• _Set problem_: Skip the pictures. Reproduce all other material exactly.

Stored records

** start **

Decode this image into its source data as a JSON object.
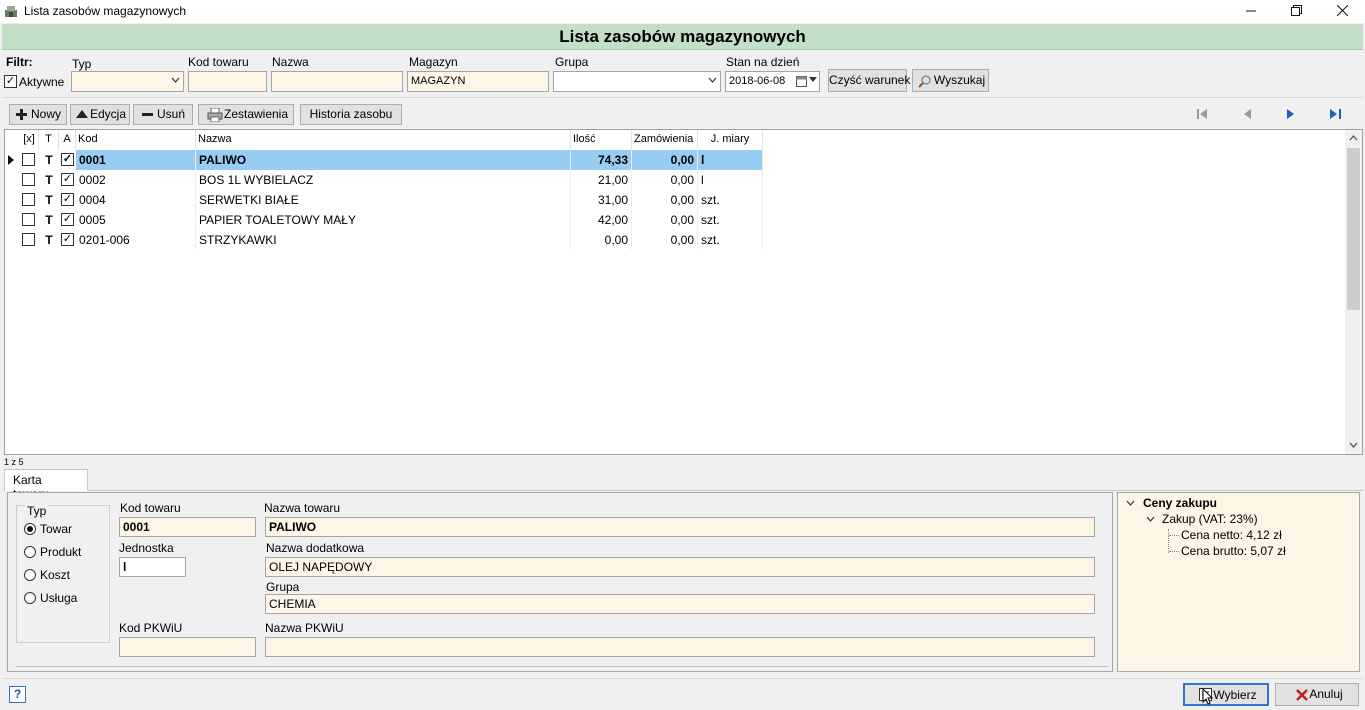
{
  "window": {
    "title": "Lista zasobów magazynowych",
    "banner_title": "Lista zasobów magazynowych",
    "minimize_icon": "minimize-icon",
    "restore_icon": "restore-icon",
    "close_icon": "close-icon"
  },
  "filter": {
    "label": "Filtr:",
    "aktywne_label": "Aktywne",
    "aktywne_checked": true,
    "typ_label": "Typ",
    "typ_value": "",
    "kod_label": "Kod towaru",
    "kod_value": "",
    "nazwa_label": "Nazwa",
    "nazwa_value": "",
    "magazyn_label": "Magazyn",
    "magazyn_value": "MAGAZYN",
    "grupa_label": "Grupa",
    "grupa_value": "",
    "stan_label": "Stan na dzień",
    "stan_value": "2018-06-08",
    "clear_button": "Czyść warunek",
    "search_button": "Wyszukaj"
  },
  "toolbar": {
    "new_button": "Nowy",
    "edit_button": "Edycja",
    "delete_button": "Usuń",
    "reports_button": "Zestawienia",
    "history_button": "Historia zasobu"
  },
  "grid": {
    "columns": [
      "[x]",
      "T",
      "A",
      "Kod",
      "Nazwa",
      "Ilość",
      "Zamówienia",
      "J. miary"
    ],
    "rows": [
      {
        "x": false,
        "t": "T",
        "a": true,
        "kod": "0001",
        "nazwa": "PALIWO",
        "ilosc": "74,33",
        "zamowienia": "0,00",
        "jm": "l",
        "selected": true
      },
      {
        "x": false,
        "t": "T",
        "a": true,
        "kod": "0002",
        "nazwa": "BOS 1L WYBIELACZ",
        "ilosc": "21,00",
        "zamowienia": "0,00",
        "jm": "l",
        "selected": false
      },
      {
        "x": false,
        "t": "T",
        "a": true,
        "kod": "0004",
        "nazwa": "SERWETKI BIAŁE",
        "ilosc": "31,00",
        "zamowienia": "0,00",
        "jm": "szt.",
        "selected": false
      },
      {
        "x": false,
        "t": "T",
        "a": true,
        "kod": "0005",
        "nazwa": "PAPIER TOALETOWY MAŁY",
        "ilosc": "42,00",
        "zamowienia": "0,00",
        "jm": "szt.",
        "selected": false
      },
      {
        "x": false,
        "t": "T",
        "a": true,
        "kod": "0201-006",
        "nazwa": "STRZYKAWKI",
        "ilosc": "0,00",
        "zamowienia": "0,00",
        "jm": "szt.",
        "selected": false
      }
    ],
    "record_count": "1 z 5"
  },
  "card": {
    "tab_label": "Karta towaru",
    "typ_label": "Typ",
    "typ_options": [
      "Towar",
      "Produkt",
      "Koszt",
      "Usługa"
    ],
    "typ_selected": "Towar",
    "kod_label": "Kod towaru",
    "kod_value": "0001",
    "nazwa_label": "Nazwa towaru",
    "nazwa_value": "PALIWO",
    "jednostka_label": "Jednostka",
    "jednostka_value": "l",
    "nazwa_dod_label": "Nazwa dodatkowa",
    "nazwa_dod_value": "OLEJ NAPĘDOWY",
    "grupa_label": "Grupa",
    "grupa_value": "CHEMIA",
    "pkwiu_label": "Kod PKWiU",
    "pkwiu_value": "",
    "nazwa_pkwiu_label": "Nazwa PKWiU",
    "nazwa_pkwiu_value": ""
  },
  "prices": {
    "root": "Ceny zakupu",
    "child": "Zakup (VAT: 23%)",
    "netto": "Cena netto: 4,12 zł",
    "brutto": "Cena brutto: 5,07 zł"
  },
  "footer": {
    "help": "?",
    "select_button": "Wybierz",
    "cancel_button": "Anuluj"
  }
}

** end **

• _Solution to the problem_:
Decode this image into its source data as a JSON object.
{
  "window": {
    "title": "Lista zasobów magazynowych",
    "banner_title": "Lista zasobów magazynowych",
    "minimize_icon": "minimize-icon",
    "restore_icon": "restore-icon",
    "close_icon": "close-icon"
  },
  "filter": {
    "label": "Filtr:",
    "aktywne_label": "Aktywne",
    "aktywne_checked": true,
    "typ_label": "Typ",
    "typ_value": "",
    "kod_label": "Kod towaru",
    "kod_value": "",
    "nazwa_label": "Nazwa",
    "nazwa_value": "",
    "magazyn_label": "Magazyn",
    "magazyn_value": "MAGAZYN",
    "grupa_label": "Grupa",
    "grupa_value": "",
    "stan_label": "Stan na dzień",
    "stan_value": "2018-06-08",
    "clear_button": "Czyść warunek",
    "search_button": "Wyszukaj"
  },
  "toolbar": {
    "new_button": "Nowy",
    "edit_button": "Edycja",
    "delete_button": "Usuń",
    "reports_button": "Zestawienia",
    "history_button": "Historia zasobu"
  },
  "grid": {
    "columns": [
      "[x]",
      "T",
      "A",
      "Kod",
      "Nazwa",
      "Ilość",
      "Zamówienia",
      "J. miary"
    ],
    "rows": [
      {
        "x": false,
        "t": "T",
        "a": true,
        "kod": "0001",
        "nazwa": "PALIWO",
        "ilosc": "74,33",
        "zamowienia": "0,00",
        "jm": "l",
        "selected": true
      },
      {
        "x": false,
        "t": "T",
        "a": true,
        "kod": "0002",
        "nazwa": "BOS 1L WYBIELACZ",
        "ilosc": "21,00",
        "zamowienia": "0,00",
        "jm": "l",
        "selected": false
      },
      {
        "x": false,
        "t": "T",
        "a": true,
        "kod": "0004",
        "nazwa": "SERWETKI BIAŁE",
        "ilosc": "31,00",
        "zamowienia": "0,00",
        "jm": "szt.",
        "selected": false
      },
      {
        "x": false,
        "t": "T",
        "a": true,
        "kod": "0005",
        "nazwa": "PAPIER TOALETOWY MAŁY",
        "ilosc": "42,00",
        "zamowienia": "0,00",
        "jm": "szt.",
        "selected": false
      },
      {
        "x": false,
        "t": "T",
        "a": true,
        "kod": "0201-006",
        "nazwa": "STRZYKAWKI",
        "ilosc": "0,00",
        "zamowienia": "0,00",
        "jm": "szt.",
        "selected": false
      }
    ],
    "record_count": "1 z 5"
  },
  "card": {
    "tab_label": "Karta towaru",
    "typ_label": "Typ",
    "typ_options": [
      "Towar",
      "Produkt",
      "Koszt",
      "Usługa"
    ],
    "typ_selected": "Towar",
    "kod_label": "Kod towaru",
    "kod_value": "0001",
    "nazwa_label": "Nazwa towaru",
    "nazwa_value": "PALIWO",
    "jednostka_label": "Jednostka",
    "jednostka_value": "l",
    "nazwa_dod_label": "Nazwa dodatkowa",
    "nazwa_dod_value": "OLEJ NAPĘDOWY",
    "grupa_label": "Grupa",
    "grupa_value": "CHEMIA",
    "pkwiu_label": "Kod PKWiU",
    "pkwiu_value": "",
    "nazwa_pkwiu_label": "Nazwa PKWiU",
    "nazwa_pkwiu_value": ""
  },
  "prices": {
    "root": "Ceny zakupu",
    "child": "Zakup (VAT: 23%)",
    "netto": "Cena netto: 4,12 zł",
    "brutto": "Cena brutto: 5,07 zł"
  },
  "footer": {
    "help": "?",
    "select_button": "Wybierz",
    "cancel_button": "Anuluj"
  }
}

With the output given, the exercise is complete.